• **GOAL A**
Transcribe the part of the Harvin v. United States opinion starting with "The record discloses" and going on through "the jury panel.".

Harvin v. United States, 6382.
Decision Date | 29 November 1972 |
Docket Number | No. 6382.,6382. |
Citation | 297 A.2d 774 |
Parties | Bennie HARVIN, Jr., Appellant, v. UNITED STATES, Appellee. |
Court | D.C. Court of Appeals |
Gregory C. Brady, Asst. U. S. Atty., with whom Harold H. Titus, Jr., U. S. Atty., and John A. Terry, Asst. U. S. Atty., were on the brief, for appellee.
Before KELLY, KERN and PAIR, Associate Judges.
After a jury trial, appellant was found guilty of receiving stolen property1 and unauthorized use of a vehicle.2 While several claims of error are urged on appeal, we find it necessary to consider only one — the contention that the trial court improperly restricted the scope of questions addressed to the panel of prospective jurors during the voir dire. We agree and reverse.
The record discloses that, pursuant to Super.Ct.Crim. Rule 24(a), the trial court permitted counsel to conduct the voir dire of the panel of prospective jurors, but improperly restricted defense counsel in certain important respects.3 We set out at length one interchange between the court and defense counsel:
The foregoing portion of the record establishes conclusively that counsel, perhaps inartfully,4 sought to query on voir dire whether any prospective juror would be more likely to give greater credence to the testimony of a police officer merely because he is a police officer than to any other witness. Since the trial judge had not undertaken the voir dire, counsel was entitled under controlling case law in this jurisdiction to propound this question to the prospective members of the jury panel.

• **GOAL B**
In the entries below, switch "lattice" to "grid" in the lines starting with the line with "label: 50 nm [172,280,196,290]" and going on through the line with "label: 0.1 [355,392,367,402]". Return only those lines, with everything else unchanged.

• **AVAILABLE DATA**
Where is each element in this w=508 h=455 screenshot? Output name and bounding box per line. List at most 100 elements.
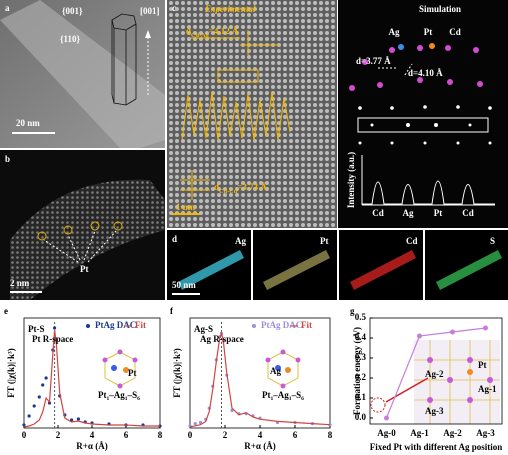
label: 50 nm [172,280,196,290]
label: Ag-S [194,324,213,334]
label: Ag-0 [377,428,396,438]
label: PtAg DAC [95,320,136,330]
frame [357,117,489,133]
label-part: d [214,182,219,192]
label: Pt [424,27,433,37]
label: 0.0 [355,412,367,422]
lattice [10,179,165,300]
label: c [172,3,176,13]
ag-atom [111,365,117,371]
label: 0.1 [355,392,367,402]
pt-atom [123,367,129,373]
label-part: Cd-Cd [219,188,238,195]
label: {001} [62,6,83,16]
legend-swatch [252,324,256,328]
label: Pt1–Ag1–S6 [98,390,140,402]
energy-point [384,415,389,421]
label: d=4.10 Å [408,68,443,78]
energy-point [417,333,422,339]
label: Pt [478,360,487,370]
label-part: –Ag [272,390,289,400]
label: FT (|χ(k)|·k³) [6,348,16,397]
label: Formation energy (eV) [352,327,362,415]
simulation-image [338,0,508,228]
intensity-profile [361,155,495,206]
label-part: d [186,26,191,36]
ag-atom [398,44,404,50]
data-point [32,404,36,408]
label-part: =4.12 Å [209,26,239,36]
label: Fit [135,320,146,330]
label: g [350,306,355,316]
label: Cd [449,27,461,37]
data-point [37,395,41,399]
data-point [27,414,31,418]
label: Ag [270,366,281,376]
label: Pt R-space [32,334,73,344]
label-part: –S [127,390,138,400]
label: 4 [90,430,95,440]
structure-atoms [102,349,301,389]
label: b [5,154,10,164]
label: 0.2 [355,372,367,382]
data-point [193,422,197,426]
nanorod [0,0,165,148]
label-part: –Ag [108,390,125,400]
label: Pt [434,208,443,218]
arrows [43,230,117,263]
label: Pt-S [28,324,45,334]
eds-maps [167,230,508,300]
label: Ag [235,236,246,246]
energy-point [450,329,455,335]
label: 6 [293,430,298,440]
label-part: 1 [271,396,274,402]
label: 20 nm [16,118,40,128]
g-inset [370,340,500,424]
label-part: –S [291,390,302,400]
label: 0.3 [355,352,367,362]
label-part: 6 [301,396,304,402]
label: Cd [462,208,474,218]
ag-atom [275,365,281,371]
label: 0 [22,430,27,440]
label: 2 [223,430,228,440]
label: FT (|χ(k)|·k³) [172,348,182,397]
plot-frame [369,317,503,425]
pt-atom [429,43,435,49]
data-point [198,420,203,425]
label-part: 1 [107,396,110,402]
label: Ag-2 [443,428,462,438]
label: f [170,306,174,316]
annotation-lines [172,30,291,215]
label: 0.5 [355,312,367,322]
label: Cd [406,236,418,246]
label: Ag-3 [476,428,495,438]
label: S [490,236,495,246]
label: dCd-Cd=3.73 Å [214,182,267,195]
label: Ag-1 [478,384,497,394]
fit-line [23,329,160,428]
label: e [4,306,8,316]
label-part: Pt [262,390,271,400]
label: Pt [320,236,329,246]
legend-swatch [86,324,90,328]
pt-sites [37,221,123,241]
arrow-head [145,30,151,38]
label: 2 nm [10,278,30,288]
label: 1 nm [176,202,196,212]
prism [111,13,137,106]
pt-atom [285,367,291,373]
data-point [44,376,48,380]
label: Intensity (a.u.) [346,152,356,208]
label: Ag [403,208,414,218]
label: dCd-Ag=4.12 Å [186,26,239,39]
label: Ag-3 [425,406,444,416]
label: R+α (Å) [244,441,275,451]
label: Simulation [419,4,461,14]
label: 8 [158,430,163,440]
label: Cd [372,208,384,218]
energy-point [483,325,488,331]
fit-line [189,331,331,428]
label: [001] [140,6,160,16]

• **CORRECT OUTPUT A**
The record discloses that, pursuant to Super.Ct.Crim. Rule 24(a), the trial court permitted counsel to conduct the voir dire of the panel of prospective jurors, but improperly restricted defense counsel in certain important respects.3 We set out at length one interchange between the court and defense counsel:
The foregoing portion of the record establishes conclusively that counsel, perhaps inartfully,4 sought to query on voir dire whether any prospective juror would be more likely to give greater credence to the testimony of a police officer merely because he is a police officer than to any other witness. Since the trial judge had not undertaken the voir dire, counsel was entitled under controlling case law in this jurisdiction to propound this question to the prospective members of the jury panel.

• **CORRECT OUTPUT B**
label: 50 nm [172,280,196,290]
label: Ag-S [194,324,213,334]
label: Ag-0 [377,428,396,438]
label: PtAg DAC [95,320,136,330]
frame [357,117,489,133]
label-part: d [214,182,219,192]
label: Pt [424,27,433,37]
label: 0.0 [355,412,367,422]
grid [10,179,165,300]
label: c [172,3,176,13]
ag-atom [111,365,117,371]
label: 0.1 [355,392,367,402]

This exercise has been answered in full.